──────── Stored records ────────

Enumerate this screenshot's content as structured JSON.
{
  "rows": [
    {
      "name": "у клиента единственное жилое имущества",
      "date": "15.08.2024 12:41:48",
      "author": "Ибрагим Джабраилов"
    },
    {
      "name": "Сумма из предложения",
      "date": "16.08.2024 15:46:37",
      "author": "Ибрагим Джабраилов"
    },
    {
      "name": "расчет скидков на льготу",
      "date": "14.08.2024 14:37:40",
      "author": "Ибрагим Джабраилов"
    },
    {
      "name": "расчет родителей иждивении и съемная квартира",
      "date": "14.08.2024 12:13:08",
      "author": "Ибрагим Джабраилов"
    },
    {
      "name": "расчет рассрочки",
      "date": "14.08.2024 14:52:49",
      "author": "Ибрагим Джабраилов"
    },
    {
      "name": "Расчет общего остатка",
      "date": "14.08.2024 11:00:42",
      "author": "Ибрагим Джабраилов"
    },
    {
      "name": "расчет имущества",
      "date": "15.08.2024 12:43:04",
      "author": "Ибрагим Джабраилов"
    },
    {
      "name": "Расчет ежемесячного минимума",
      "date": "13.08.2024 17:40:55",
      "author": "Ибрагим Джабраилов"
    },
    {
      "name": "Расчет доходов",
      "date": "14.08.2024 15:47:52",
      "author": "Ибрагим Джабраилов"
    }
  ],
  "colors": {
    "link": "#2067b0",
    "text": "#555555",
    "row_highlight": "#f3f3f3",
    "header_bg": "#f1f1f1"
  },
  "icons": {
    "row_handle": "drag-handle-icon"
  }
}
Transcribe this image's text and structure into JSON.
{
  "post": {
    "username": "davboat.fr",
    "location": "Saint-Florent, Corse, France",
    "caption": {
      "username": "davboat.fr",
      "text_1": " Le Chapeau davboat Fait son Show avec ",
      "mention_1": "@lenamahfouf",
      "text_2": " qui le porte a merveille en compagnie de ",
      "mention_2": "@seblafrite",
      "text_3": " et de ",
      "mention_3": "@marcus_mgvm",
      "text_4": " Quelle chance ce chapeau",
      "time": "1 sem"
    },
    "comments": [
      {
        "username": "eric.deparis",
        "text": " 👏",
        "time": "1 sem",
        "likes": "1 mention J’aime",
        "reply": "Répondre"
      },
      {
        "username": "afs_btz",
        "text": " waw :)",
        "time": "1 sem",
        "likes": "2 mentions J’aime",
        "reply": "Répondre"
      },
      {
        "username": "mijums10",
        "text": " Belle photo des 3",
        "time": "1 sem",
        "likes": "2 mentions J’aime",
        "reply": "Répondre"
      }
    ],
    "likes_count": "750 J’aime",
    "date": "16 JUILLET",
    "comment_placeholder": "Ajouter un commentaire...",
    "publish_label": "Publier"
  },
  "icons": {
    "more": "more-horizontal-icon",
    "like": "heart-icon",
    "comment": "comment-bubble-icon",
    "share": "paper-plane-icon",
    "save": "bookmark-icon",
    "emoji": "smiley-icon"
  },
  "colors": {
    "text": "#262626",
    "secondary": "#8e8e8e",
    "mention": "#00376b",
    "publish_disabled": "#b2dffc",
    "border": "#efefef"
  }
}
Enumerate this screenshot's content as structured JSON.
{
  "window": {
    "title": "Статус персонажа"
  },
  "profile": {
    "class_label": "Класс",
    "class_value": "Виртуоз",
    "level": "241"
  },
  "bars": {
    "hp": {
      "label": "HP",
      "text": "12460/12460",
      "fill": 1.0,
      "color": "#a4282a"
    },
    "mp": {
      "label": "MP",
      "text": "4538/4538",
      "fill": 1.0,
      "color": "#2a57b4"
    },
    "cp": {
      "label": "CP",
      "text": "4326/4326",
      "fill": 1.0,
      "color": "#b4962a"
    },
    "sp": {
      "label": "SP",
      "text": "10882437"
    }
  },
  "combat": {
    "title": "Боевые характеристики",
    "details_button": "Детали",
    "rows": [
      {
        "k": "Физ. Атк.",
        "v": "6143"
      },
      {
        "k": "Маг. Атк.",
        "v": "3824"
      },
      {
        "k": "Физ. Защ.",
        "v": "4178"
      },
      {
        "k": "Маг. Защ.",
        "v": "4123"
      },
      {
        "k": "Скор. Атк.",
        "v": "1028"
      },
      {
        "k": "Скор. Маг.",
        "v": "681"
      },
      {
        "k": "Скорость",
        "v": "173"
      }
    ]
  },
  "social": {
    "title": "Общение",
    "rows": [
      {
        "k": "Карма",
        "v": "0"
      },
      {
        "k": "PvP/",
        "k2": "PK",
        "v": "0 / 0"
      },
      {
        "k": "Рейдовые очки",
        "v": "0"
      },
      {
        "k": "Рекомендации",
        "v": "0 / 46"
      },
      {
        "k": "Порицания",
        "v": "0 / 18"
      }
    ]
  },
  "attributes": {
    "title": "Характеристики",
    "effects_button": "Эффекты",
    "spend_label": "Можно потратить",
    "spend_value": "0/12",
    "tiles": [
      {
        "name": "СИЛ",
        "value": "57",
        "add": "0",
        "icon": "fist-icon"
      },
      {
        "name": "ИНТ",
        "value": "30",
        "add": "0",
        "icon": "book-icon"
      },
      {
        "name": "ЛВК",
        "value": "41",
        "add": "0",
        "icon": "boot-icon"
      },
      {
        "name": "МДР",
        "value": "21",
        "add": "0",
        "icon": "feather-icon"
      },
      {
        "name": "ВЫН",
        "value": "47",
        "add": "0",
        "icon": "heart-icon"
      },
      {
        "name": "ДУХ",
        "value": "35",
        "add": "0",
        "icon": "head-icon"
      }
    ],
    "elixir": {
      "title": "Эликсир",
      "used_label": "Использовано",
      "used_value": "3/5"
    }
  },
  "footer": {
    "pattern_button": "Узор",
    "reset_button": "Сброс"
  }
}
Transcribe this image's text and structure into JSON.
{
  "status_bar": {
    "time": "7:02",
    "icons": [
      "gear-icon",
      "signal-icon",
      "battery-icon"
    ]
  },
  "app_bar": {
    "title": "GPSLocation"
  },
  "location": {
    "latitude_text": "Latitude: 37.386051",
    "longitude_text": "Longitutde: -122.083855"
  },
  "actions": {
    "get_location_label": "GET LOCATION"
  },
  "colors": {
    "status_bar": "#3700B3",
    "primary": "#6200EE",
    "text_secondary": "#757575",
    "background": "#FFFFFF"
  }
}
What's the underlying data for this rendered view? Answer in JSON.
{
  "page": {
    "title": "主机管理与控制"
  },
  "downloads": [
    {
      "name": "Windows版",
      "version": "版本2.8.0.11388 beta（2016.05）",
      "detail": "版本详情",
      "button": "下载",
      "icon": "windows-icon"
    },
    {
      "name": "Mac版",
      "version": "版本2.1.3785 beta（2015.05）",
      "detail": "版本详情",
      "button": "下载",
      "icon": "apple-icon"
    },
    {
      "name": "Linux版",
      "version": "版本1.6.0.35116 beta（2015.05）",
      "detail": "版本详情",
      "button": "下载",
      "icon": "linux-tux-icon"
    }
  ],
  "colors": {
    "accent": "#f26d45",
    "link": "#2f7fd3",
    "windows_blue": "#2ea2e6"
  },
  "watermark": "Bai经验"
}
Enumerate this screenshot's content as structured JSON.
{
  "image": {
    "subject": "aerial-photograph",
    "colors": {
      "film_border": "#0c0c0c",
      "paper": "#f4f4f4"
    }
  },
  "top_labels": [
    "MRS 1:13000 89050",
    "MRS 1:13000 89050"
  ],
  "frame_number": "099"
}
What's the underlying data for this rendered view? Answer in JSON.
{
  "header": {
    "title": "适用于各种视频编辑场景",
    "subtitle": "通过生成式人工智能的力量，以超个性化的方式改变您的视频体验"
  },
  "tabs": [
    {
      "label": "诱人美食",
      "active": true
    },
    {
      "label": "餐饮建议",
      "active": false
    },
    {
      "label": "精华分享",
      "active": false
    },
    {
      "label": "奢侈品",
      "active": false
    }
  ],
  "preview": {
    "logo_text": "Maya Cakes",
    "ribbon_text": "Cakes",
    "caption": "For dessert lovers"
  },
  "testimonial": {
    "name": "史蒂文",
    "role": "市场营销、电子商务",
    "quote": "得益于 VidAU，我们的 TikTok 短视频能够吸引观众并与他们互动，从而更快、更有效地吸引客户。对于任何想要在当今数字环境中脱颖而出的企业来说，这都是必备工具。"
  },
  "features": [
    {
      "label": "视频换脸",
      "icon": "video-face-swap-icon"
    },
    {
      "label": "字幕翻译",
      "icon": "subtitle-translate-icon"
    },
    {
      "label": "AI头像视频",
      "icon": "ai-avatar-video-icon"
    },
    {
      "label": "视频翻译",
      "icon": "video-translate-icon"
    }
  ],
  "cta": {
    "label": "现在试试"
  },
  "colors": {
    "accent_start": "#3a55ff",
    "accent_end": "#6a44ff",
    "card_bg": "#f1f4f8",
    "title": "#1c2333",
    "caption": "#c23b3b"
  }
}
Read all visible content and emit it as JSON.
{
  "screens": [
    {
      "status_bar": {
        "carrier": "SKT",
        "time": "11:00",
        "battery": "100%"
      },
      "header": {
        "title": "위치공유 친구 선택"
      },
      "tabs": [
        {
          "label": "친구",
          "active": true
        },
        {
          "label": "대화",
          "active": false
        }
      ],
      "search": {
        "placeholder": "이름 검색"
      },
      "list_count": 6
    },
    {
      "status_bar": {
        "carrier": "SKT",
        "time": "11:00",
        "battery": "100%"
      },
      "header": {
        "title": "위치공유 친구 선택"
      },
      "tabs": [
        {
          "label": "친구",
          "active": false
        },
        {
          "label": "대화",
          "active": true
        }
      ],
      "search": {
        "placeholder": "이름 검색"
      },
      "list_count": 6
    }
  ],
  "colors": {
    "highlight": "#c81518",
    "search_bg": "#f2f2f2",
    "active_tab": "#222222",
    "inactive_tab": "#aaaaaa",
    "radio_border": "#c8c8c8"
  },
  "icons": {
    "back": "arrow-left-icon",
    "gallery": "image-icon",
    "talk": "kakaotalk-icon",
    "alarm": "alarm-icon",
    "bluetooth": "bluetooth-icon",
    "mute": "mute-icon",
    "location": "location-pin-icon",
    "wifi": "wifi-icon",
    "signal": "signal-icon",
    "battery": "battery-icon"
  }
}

────────

> What the exercise asks: Scan the entries above for the word "paper" and collect each line holding it.

> Result of the task:
    "share": "paper-plane-icon",
      "paper": "#f4f4f4"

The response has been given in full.